--- Start of Stored rows ---

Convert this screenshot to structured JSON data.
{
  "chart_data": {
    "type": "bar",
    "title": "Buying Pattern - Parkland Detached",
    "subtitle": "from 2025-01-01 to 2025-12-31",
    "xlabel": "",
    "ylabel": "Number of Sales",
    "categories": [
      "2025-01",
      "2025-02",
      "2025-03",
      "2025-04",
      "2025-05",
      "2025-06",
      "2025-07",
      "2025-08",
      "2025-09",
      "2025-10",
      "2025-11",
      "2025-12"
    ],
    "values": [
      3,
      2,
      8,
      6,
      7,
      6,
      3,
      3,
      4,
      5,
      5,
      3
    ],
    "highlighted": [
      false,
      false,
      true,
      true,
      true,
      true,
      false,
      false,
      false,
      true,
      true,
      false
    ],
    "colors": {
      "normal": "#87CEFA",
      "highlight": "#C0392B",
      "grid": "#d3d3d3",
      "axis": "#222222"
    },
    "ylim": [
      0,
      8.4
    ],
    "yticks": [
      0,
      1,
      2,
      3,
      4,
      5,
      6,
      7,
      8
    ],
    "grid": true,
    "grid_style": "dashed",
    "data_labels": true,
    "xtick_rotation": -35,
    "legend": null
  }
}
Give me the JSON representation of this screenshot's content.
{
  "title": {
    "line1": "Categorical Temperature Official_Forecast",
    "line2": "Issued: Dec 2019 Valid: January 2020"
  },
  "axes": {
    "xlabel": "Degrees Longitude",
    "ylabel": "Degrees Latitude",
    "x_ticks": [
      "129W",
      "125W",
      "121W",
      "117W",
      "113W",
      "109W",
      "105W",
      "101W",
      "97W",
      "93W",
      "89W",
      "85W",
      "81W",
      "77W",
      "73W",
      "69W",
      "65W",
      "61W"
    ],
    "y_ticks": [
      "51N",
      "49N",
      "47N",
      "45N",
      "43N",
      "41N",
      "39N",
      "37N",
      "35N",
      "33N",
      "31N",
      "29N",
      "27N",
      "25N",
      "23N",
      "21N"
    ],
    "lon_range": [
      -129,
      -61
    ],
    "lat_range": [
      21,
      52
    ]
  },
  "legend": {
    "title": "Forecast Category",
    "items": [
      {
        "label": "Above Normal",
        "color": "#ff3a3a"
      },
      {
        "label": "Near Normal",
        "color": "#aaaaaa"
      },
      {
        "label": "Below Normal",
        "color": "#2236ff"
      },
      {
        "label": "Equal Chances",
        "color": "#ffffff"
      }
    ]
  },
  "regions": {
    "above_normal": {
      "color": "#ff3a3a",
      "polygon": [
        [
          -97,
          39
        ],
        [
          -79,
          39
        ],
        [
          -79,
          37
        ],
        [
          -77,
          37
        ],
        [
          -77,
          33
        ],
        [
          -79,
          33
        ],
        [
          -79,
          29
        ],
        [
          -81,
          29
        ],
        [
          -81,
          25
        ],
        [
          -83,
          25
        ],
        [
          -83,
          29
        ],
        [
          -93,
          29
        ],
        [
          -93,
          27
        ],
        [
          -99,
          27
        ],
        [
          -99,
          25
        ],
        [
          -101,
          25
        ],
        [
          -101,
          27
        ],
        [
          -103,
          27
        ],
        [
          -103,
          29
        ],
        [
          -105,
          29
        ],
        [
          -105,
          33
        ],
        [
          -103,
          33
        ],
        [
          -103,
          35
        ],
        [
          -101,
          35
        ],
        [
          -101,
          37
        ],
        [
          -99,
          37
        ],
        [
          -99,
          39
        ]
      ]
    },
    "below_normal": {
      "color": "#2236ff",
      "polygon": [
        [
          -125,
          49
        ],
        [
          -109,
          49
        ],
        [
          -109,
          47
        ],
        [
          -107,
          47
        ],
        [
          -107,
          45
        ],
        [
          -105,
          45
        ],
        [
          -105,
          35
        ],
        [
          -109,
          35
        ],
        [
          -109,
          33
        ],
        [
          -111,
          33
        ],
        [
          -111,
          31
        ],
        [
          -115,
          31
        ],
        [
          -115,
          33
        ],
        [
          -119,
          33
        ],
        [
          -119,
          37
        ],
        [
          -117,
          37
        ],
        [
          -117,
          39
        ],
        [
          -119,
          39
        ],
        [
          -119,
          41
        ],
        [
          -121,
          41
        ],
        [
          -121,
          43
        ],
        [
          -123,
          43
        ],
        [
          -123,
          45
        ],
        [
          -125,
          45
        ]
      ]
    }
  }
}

--- End of Stored rows ---

● **Exercise instructions**: Copy the entries above exactly, leaving none out.

● **Solution to this problem**:
Convert this screenshot to structured JSON data.
{
  "chart_data": {
    "type": "bar",
    "title": "Buying Pattern - Parkland Detached",
    "subtitle": "from 2025-01-01 to 2025-12-31",
    "xlabel": "",
    "ylabel": "Number of Sales",
    "categories": [
      "2025-01",
      "2025-02",
      "2025-03",
      "2025-04",
      "2025-05",
      "2025-06",
      "2025-07",
      "2025-08",
      "2025-09",
      "2025-10",
      "2025-11",
      "2025-12"
    ],
    "values": [
      3,
      2,
      8,
      6,
      7,
      6,
      3,
      3,
      4,
      5,
      5,
      3
    ],
    "highlighted": [
      false,
      false,
      true,
      true,
      true,
      true,
      false,
      false,
      false,
      true,
      true,
      false
    ],
    "colors": {
      "normal": "#87CEFA",
      "highlight": "#C0392B",
      "grid": "#d3d3d3",
      "axis": "#222222"
    },
    "ylim": [
      0,
      8.4
    ],
    "yticks": [
      0,
      1,
      2,
      3,
      4,
      5,
      6,
      7,
      8
    ],
    "grid": true,
    "grid_style": "dashed",
    "data_labels": true,
    "xtick_rotation": -35,
    "legend": null
  }
}
Give me the JSON representation of this screenshot's content.
{
  "title": {
    "line1": "Categorical Temperature Official_Forecast",
    "line2": "Issued: Dec 2019 Valid: January 2020"
  },
  "axes": {
    "xlabel": "Degrees Longitude",
    "ylabel": "Degrees Latitude",
    "x_ticks": [
      "129W",
      "125W",
      "121W",
      "117W",
      "113W",
      "109W",
      "105W",
      "101W",
      "97W",
      "93W",
      "89W",
      "85W",
      "81W",
      "77W",
      "73W",
      "69W",
      "65W",
      "61W"
    ],
    "y_ticks": [
      "51N",
      "49N",
      "47N",
      "45N",
      "43N",
      "41N",
      "39N",
      "37N",
      "35N",
      "33N",
      "31N",
      "29N",
      "27N",
      "25N",
      "23N",
      "21N"
    ],
    "lon_range": [
      -129,
      -61
    ],
    "lat_range": [
      21,
      52
    ]
  },
  "legend": {
    "title": "Forecast Category",
    "items": [
      {
        "label": "Above Normal",
        "color": "#ff3a3a"
      },
      {
        "label": "Near Normal",
        "color": "#aaaaaa"
      },
      {
        "label": "Below Normal",
        "color": "#2236ff"
      },
      {
        "label": "Equal Chances",
        "color": "#ffffff"
      }
    ]
  },
  "regions": {
    "above_normal": {
      "color": "#ff3a3a",
      "polygon": [
        [
          -97,
          39
        ],
        [
          -79,
          39
        ],
        [
          -79,
          37
        ],
        [
          -77,
          37
        ],
        [
          -77,
          33
        ],
        [
          -79,
          33
        ],
        [
          -79,
          29
        ],
        [
          -81,
          29
        ],
        [
          -81,
          25
        ],
        [
          -83,
          25
        ],
        [
          -83,
          29
        ],
        [
          -93,
          29
        ],
        [
          -93,
          27
        ],
        [
          -99,
          27
        ],
        [
          -99,
          25
        ],
        [
          -101,
          25
        ],
        [
          -101,
          27
        ],
        [
          -103,
          27
        ],
        [
          -103,
          29
        ],
        [
          -105,
          29
        ],
        [
          -105,
          33
        ],
        [
          -103,
          33
        ],
        [
          -103,
          35
        ],
        [
          -101,
          35
        ],
        [
          -101,
          37
        ],
        [
          -99,
          37
        ],
        [
          -99,
          39
        ]
      ]
    },
    "below_normal": {
      "color": "#2236ff",
      "polygon": [
        [
          -125,
          49
        ],
        [
          -109,
          49
        ],
        [
          -109,
          47
        ],
        [
          -107,
          47
        ],
        [
          -107,
          45
        ],
        [
          -105,
          45
        ],
        [
          -105,
          35
        ],
        [
          -109,
          35
        ],
        [
          -109,
          33
        ],
        [
          -111,
          33
        ],
        [
          -111,
          31
        ],
        [
          -115,
          31
        ],
        [
          -115,
          33
        ],
        [
          -119,
          33
        ],
        [
          -119,
          37
        ],
        [
          -117,
          37
        ],
        [
          -117,
          39
        ],
        [
          -119,
          39
        ],
        [
          -119,
          41
        ],
        [
          -121,
          41
        ],
        [
          -121,
          43
        ],
        [
          -123,
          43
        ],
        [
          -123,
          45
        ],
        [
          -125,
          45
        ]
      ]
    }
  }
}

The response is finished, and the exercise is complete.